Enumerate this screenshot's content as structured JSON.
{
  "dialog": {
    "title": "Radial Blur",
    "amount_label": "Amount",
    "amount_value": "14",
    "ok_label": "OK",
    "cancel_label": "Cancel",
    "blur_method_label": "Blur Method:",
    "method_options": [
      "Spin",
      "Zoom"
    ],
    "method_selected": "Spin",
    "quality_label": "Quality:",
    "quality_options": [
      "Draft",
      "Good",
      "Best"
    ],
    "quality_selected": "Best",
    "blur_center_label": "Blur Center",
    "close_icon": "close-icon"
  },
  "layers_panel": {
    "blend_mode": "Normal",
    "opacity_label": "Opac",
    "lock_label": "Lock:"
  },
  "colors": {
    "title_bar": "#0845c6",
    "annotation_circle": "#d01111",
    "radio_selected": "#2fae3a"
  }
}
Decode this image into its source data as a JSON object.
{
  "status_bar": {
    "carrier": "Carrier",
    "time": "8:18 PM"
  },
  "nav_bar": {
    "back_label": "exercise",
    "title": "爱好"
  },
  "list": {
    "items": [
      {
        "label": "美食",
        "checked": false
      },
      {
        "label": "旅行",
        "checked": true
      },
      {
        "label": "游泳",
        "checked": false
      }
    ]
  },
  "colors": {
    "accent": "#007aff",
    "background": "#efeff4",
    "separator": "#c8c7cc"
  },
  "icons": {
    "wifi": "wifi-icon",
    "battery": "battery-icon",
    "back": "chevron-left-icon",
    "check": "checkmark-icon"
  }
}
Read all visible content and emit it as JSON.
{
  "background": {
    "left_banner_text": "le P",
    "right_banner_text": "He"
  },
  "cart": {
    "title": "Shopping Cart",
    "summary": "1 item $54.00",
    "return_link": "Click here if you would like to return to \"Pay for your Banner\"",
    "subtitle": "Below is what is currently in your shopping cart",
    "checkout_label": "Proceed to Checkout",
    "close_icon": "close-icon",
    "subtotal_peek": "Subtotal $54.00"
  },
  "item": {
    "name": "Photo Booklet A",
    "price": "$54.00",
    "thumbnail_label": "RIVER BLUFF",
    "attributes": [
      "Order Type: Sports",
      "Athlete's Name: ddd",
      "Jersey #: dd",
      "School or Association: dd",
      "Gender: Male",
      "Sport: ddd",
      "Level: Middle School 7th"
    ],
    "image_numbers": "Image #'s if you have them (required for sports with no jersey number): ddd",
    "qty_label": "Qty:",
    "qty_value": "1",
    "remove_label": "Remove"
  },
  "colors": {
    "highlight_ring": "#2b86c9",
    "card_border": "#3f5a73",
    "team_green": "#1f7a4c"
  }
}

###

GOAL
Repeat each entry word for word.

REPLY TO THE EXERCISE
Enumerate this screenshot's content as structured JSON.
{
  "dialog": {
    "title": "Radial Blur",
    "amount_label": "Amount",
    "amount_value": "14",
    "ok_label": "OK",
    "cancel_label": "Cancel",
    "blur_method_label": "Blur Method:",
    "method_options": [
      "Spin",
      "Zoom"
    ],
    "method_selected": "Spin",
    "quality_label": "Quality:",
    "quality_options": [
      "Draft",
      "Good",
      "Best"
    ],
    "quality_selected": "Best",
    "blur_center_label": "Blur Center",
    "close_icon": "close-icon"
  },
  "layers_panel": {
    "blend_mode": "Normal",
    "opacity_label": "Opac",
    "lock_label": "Lock:"
  },
  "colors": {
    "title_bar": "#0845c6",
    "annotation_circle": "#d01111",
    "radio_selected": "#2fae3a"
  }
}
Decode this image into its source data as a JSON object.
{
  "status_bar": {
    "carrier": "Carrier",
    "time": "8:18 PM"
  },
  "nav_bar": {
    "back_label": "exercise",
    "title": "爱好"
  },
  "list": {
    "items": [
      {
        "label": "美食",
        "checked": false
      },
      {
        "label": "旅行",
        "checked": true
      },
      {
        "label": "游泳",
        "checked": false
      }
    ]
  },
  "colors": {
    "accent": "#007aff",
    "background": "#efeff4",
    "separator": "#c8c7cc"
  },
  "icons": {
    "wifi": "wifi-icon",
    "battery": "battery-icon",
    "back": "chevron-left-icon",
    "check": "checkmark-icon"
  }
}
Read all visible content and emit it as JSON.
{
  "background": {
    "left_banner_text": "le P",
    "right_banner_text": "He"
  },
  "cart": {
    "title": "Shopping Cart",
    "summary": "1 item $54.00",
    "return_link": "Click here if you would like to return to \"Pay for your Banner\"",
    "subtitle": "Below is what is currently in your shopping cart",
    "checkout_label": "Proceed to Checkout",
    "close_icon": "close-icon",
    "subtotal_peek": "Subtotal $54.00"
  },
  "item": {
    "name": "Photo Booklet A",
    "price": "$54.00",
    "thumbnail_label": "RIVER BLUFF",
    "attributes": [
      "Order Type: Sports",
      "Athlete's Name: ddd",
      "Jersey #: dd",
      "School or Association: dd",
      "Gender: Male",
      "Sport: ddd",
      "Level: Middle School 7th"
    ],
    "image_numbers": "Image #'s if you have them (required for sports with no jersey number): ddd",
    "qty_label": "Qty:",
    "qty_value": "1",
    "remove_label": "Remove"
  },
  "colors": {
    "highlight_ring": "#2b86c9",
    "card_border": "#3f5a73",
    "team_green": "#1f7a4c"
  }
}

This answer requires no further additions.